=== WHAT YOU HAVE TO DO ===
Find the word "dnia" in the material below and gather every line that contains it.

=== EXTRACTED RECORDS ===
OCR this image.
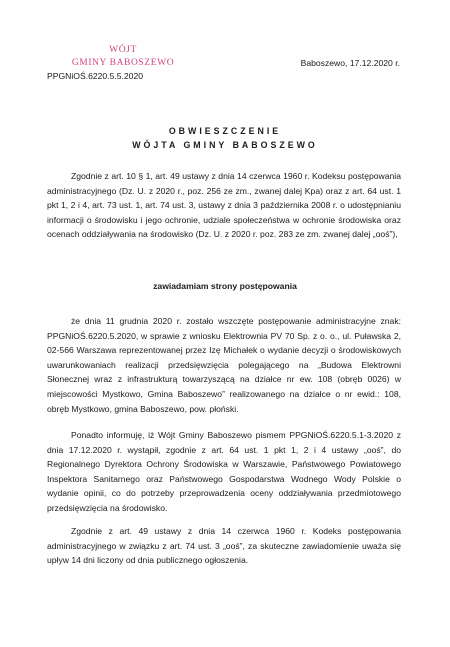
WÓJT
GMINY BABOSZEWO
PPGNiOŚ.6220.5.5.2020
Baboszewo, 17.12.2020 r.
OBWIESZCZENIE
WÓJTA GMINY BABOSZEWO

Zgodnie z art. 10 § 1, art. 49 ustawy z dnia 14 czerwca 1960 r. Kodeksu postępowania administracyjnego (Dz. U. z 2020 r., poz. 256 ze zm., zwanej dalej Kpa) oraz z art. 64 ust. 1 pkt 1, 2 i 4, art. 73 ust. 1, art. 74 ust. 3, ustawy z dnia 3 października 2008 r. o udostępnianiu informacji o środowisku i jego ochronie, udziale społeczeństwa w ochronie środowiska oraz ocenach oddziaływania na środowisko (Dz. U. z 2020 r. poz. 283 ze zm. zwanej dalej „ooś”),

zawiadamiam strony postępowania

że dnia 11 grudnia 2020 r. zostało wszczęte postępowanie administracyjne znak: PPGNiOŚ.6220.5.2020, w sprawie z wniosku Elektrownia PV 70 Sp. z o. o., ul. Puławska 2, 02-566 Warszawa reprezentowanej przez Izę Michałek o wydanie decyzji o środowiskowych uwarunkowaniach realizacji przedsięwzięcia polegającego na „Budowa Elektrowni Słonecznej wraz z infrastrukturą towarzyszącą na działce nr ew. 108 (obręb 0026) w miejscowości Mystkowo, Gmina Baboszewo” realizowanego na działce o nr ewid.: 108, obręb Mystkowo, gmina Baboszewo, pow. płoński.

Ponadto informuję, iż Wójt Gminy Baboszewo pismem PPGNiOŚ.6220.5.1-3.2020 z dnia 17.12.2020 r. wystąpił, zgodnie z art. 64 ust. 1 pkt 1, 2 i 4 ustawy „ooś”, do Regionalnego Dyrektora Ochrony Środowiska w Warszawie, Państwowego Powiatowego Inspektora Sanitarnego oraz Państwowego Gospodarstwa Wodnego Wody Polskie o wydanie opinii, co do potrzeby przeprowadzenia oceny oddziaływania przedmiotowego przedsięwzięcia na środowisko.

Zgodnie z art. 49 ustawy z dnia 14 czerwca 1960 r. Kodeks postępowania administracyjnego w związku z art. 74 ust. 3 „ooś”, za skuteczne zawiadomienie uważa się upływ 14 dni liczony od dnia publicznego ogłoszenia.
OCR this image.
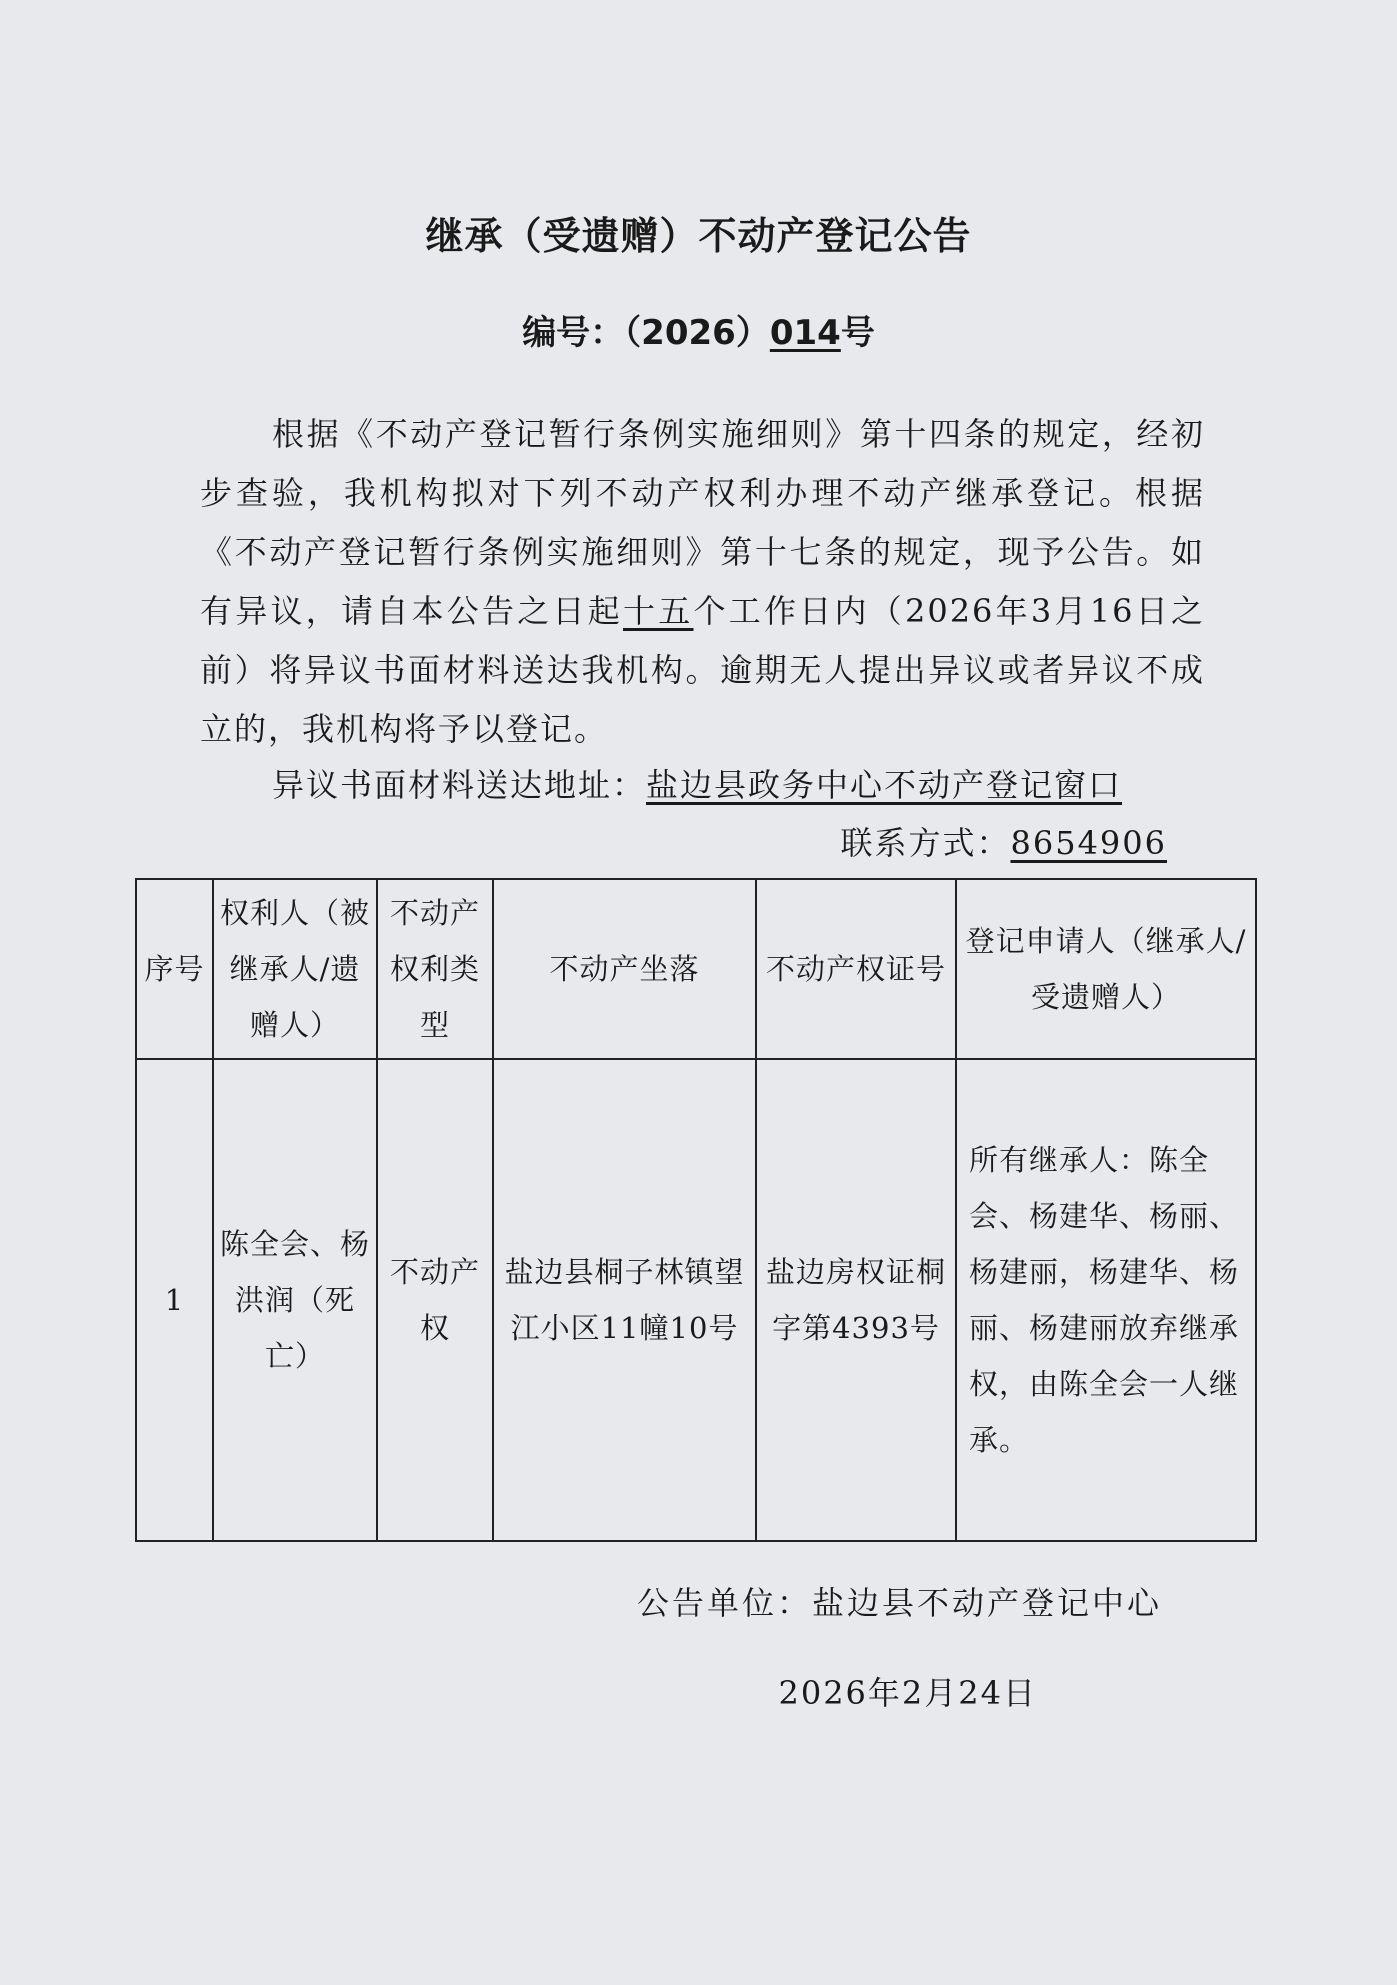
继承（受遗赠）不动产登记公告
编号：（2026）014号

根据《不动产登记暂行条例实施细则》第十四条的规定，经初步查验，我机构拟对下列不动产权利办理不动产继承登记。根据《不动产登记暂行条例实施细则》第十七条的规定，现予公告。如有异议，请自本公告之日起十五个工作日内（2026年3月16日之前）将异议书面材料送达我机构。逾期无人提出异议或者异议不成立的，我机构将予以登记。

异议书面材料送达地址：盐边县政务中心不动产登记窗口
联系方式：8654906
序号	权利人（被继承人/遗赠人）	不动产权利类型	不动产坐落	不动产权证号	登记申请人（继承人/受遗赠人）
1	陈全会、杨洪润（死亡）	不动产权	盐边县桐子林镇望江小区11幢10号	盐边房权证桐字第4393号	所有继承人：陈全会、杨建华、杨丽、杨建丽，杨建华、杨丽、杨建丽放弃继承权，由陈全会一人继承。
公告单位：盐边县不动产登记中心
2026年2月24日
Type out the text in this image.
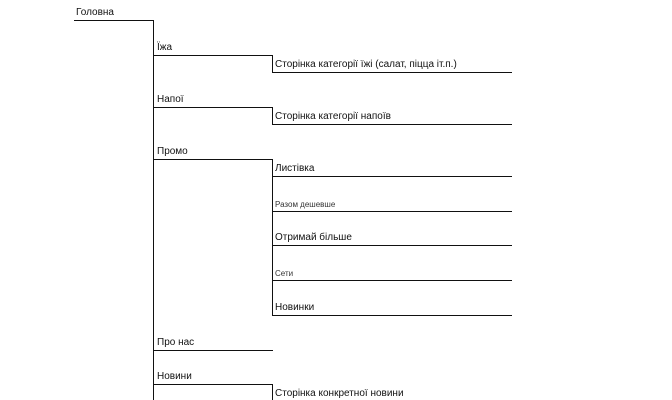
Головна
Їжа
Сторінка категорії їжі (салат, піцца іт.п.)
Напої
Сторінка категорії напоїв
Промо
Листівка
Разом дешевше
Отримай більше
Сети
Новинки
Про нас
Новини
Сторінка конкретної новини
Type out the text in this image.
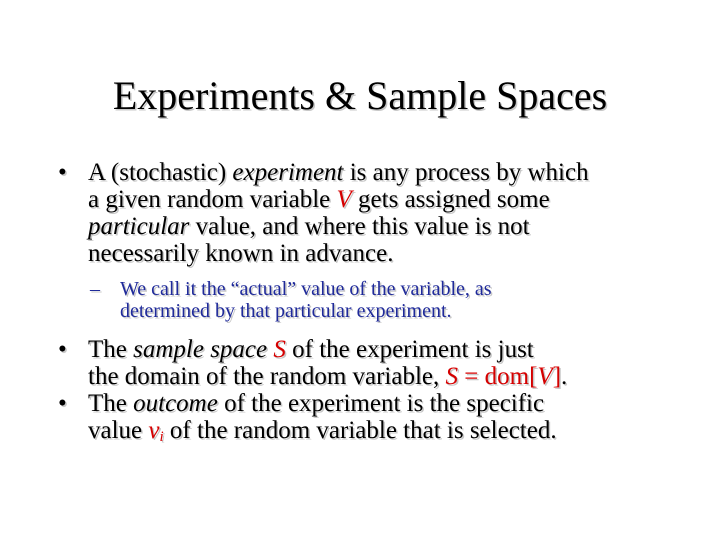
Experiments & Sample Spaces
• A (stochastic) experiment is any process by which
a given random variable V gets assigned some
particular value, and where this value is not
necessarily known in advance.
– We call it the “actual” value of the variable, as
determined by that particular experiment.
• The sample space S of the experiment is just
the domain of the random variable, S = dom[V].
• The outcome of the experiment is the specific
value $v_i$ of the random variable that is selected.
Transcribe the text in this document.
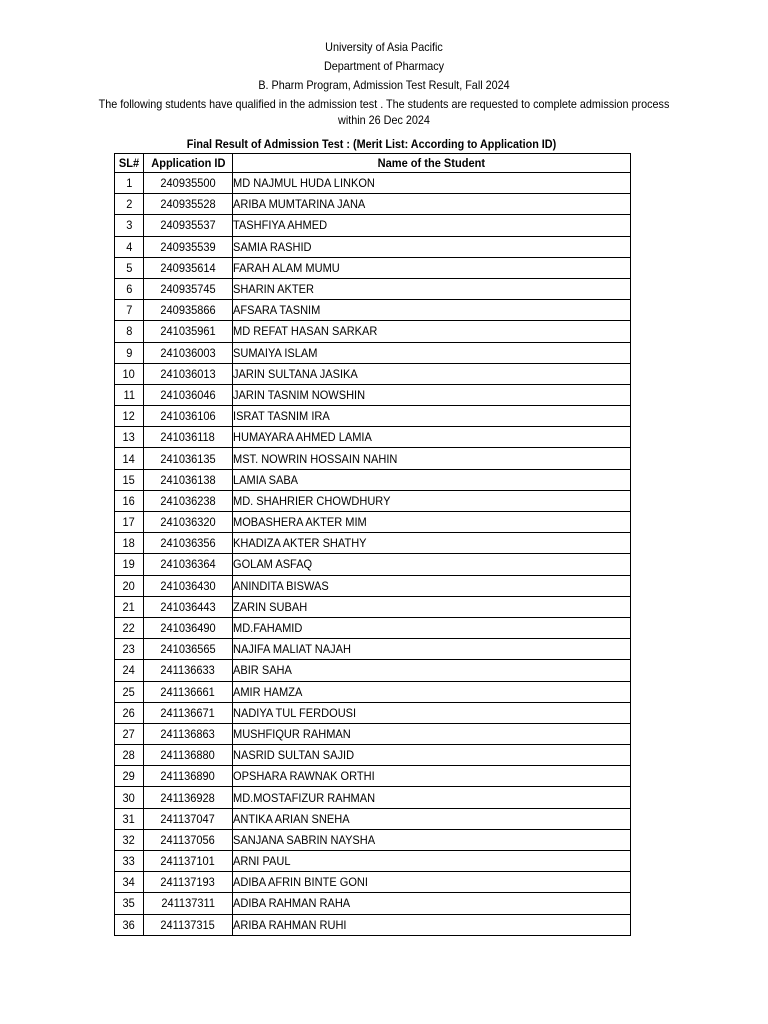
University of Asia Pacific
Department of Pharmacy
B. Pharm Program, Admission Test Result, Fall 2024
The following students have qualified in the admission test . The students are requested to complete admission process within 26 Dec 2024
Final Result of Admission Test : (Merit List: According to Application ID)
SL#	Application ID	Name of the Student
1	240935500	MD NAJMUL HUDA LINKON
2	240935528	ARIBA MUMTARINA JANA
3	240935537	TASHFIYA AHMED
4	240935539	SAMIA RASHID
5	240935614	FARAH ALAM MUMU
6	240935745	SHARIN AKTER
7	240935866	AFSARA TASNIM
8	241035961	MD REFAT HASAN SARKAR
9	241036003	SUMAIYA ISLAM
10	241036013	JARIN SULTANA JASIKA
11	241036046	JARIN TASNIM NOWSHIN
12	241036106	ISRAT TASNIM IRA
13	241036118	HUMAYARA AHMED LAMIA
14	241036135	MST. NOWRIN HOSSAIN NAHIN
15	241036138	LAMIA SABA
16	241036238	MD. SHAHRIER CHOWDHURY
17	241036320	MOBASHERA AKTER MIM
18	241036356	KHADIZA AKTER SHATHY
19	241036364	GOLAM ASFAQ
20	241036430	ANINDITA BISWAS
21	241036443	ZARIN SUBAH
22	241036490	MD.FAHAMID
23	241036565	NAJIFA MALIAT NAJAH
24	241136633	ABIR SAHA
25	241136661	AMIR HAMZA
26	241136671	NADIYA TUL FERDOUSI
27	241136863	MUSHFIQUR RAHMAN
28	241136880	NASRID SULTAN SAJID
29	241136890	OPSHARA RAWNAK ORTHI
30	241136928	MD.MOSTAFIZUR RAHMAN
31	241137047	ANTIKA ARIAN SNEHA
32	241137056	SANJANA SABRIN NAYSHA
33	241137101	ARNI PAUL
34	241137193	ADIBA AFRIN BINTE GONI
35	241137311	ADIBA RAHMAN RAHA
36	241137315	ARIBA RAHMAN RUHI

=== REPLY TO THE EXERCISE ===
Zgodnie z art. 10 § 1, art. 49 ustawy z dnia 14 czerwca 1960 r. Kodeksu postępowania administracyjnego (Dz. U. z 2020 r., poz. 256 ze zm., zwanej dalej Kpa) oraz z art. 64 ust. 1 pkt 1, 2 i 4, art. 73 ust. 1, art. 74 ust. 3, ustawy z dnia 3 października 2008 r. o udostępnianiu informacji o środowisku i jego ochronie, udziale społeczeństwa w ochronie środowiska oraz ocenach oddziaływania na środowisko (Dz. U. z 2020 r. poz. 283 ze zm. zwanej dalej „ooś”),
że dnia 11 grudnia 2020 r. zostało wszczęte postępowanie administracyjne znak: PPGNiOŚ.6220.5.2020, w sprawie z wniosku Elektrownia PV 70 Sp. z o. o., ul. Puławska 2, 02-566 Warszawa reprezentowanej przez Izę Michałek o wydanie decyzji o środowiskowych uwarunkowaniach realizacji przedsięwzięcia polegającego na „Budowa Elektrowni Słonecznej wraz z infrastrukturą towarzyszącą na działce nr ew. 108 (obręb 0026) w miejscowości Mystkowo, Gmina Baboszewo” realizowanego na działce o nr ewid.: 108, obręb Mystkowo, gmina Baboszewo, pow. płoński.
Ponadto informuję, iż Wójt Gminy Baboszewo pismem PPGNiOŚ.6220.5.1-3.2020 z dnia 17.12.2020 r. wystąpił, zgodnie z art. 64 ust. 1 pkt 1, 2 i 4 ustawy „ooś”, do Regionalnego Dyrektora Ochrony Środowiska w Warszawie, Państwowego Powiatowego Inspektora Sanitarnego oraz Państwowego Gospodarstwa Wodnego Wody Polskie o wydanie opinii, co do potrzeby przeprowadzenia oceny oddziaływania przedmiotowego przedsięwzięcia na środowisko.
Zgodnie z art. 49 ustawy z dnia 14 czerwca 1960 r. Kodeks postępowania administracyjnego w związku z art. 74 ust. 3 „ooś”, za skuteczne zawiadomienie uważa się upływ 14 dni liczony od dnia publicznego ogłoszenia.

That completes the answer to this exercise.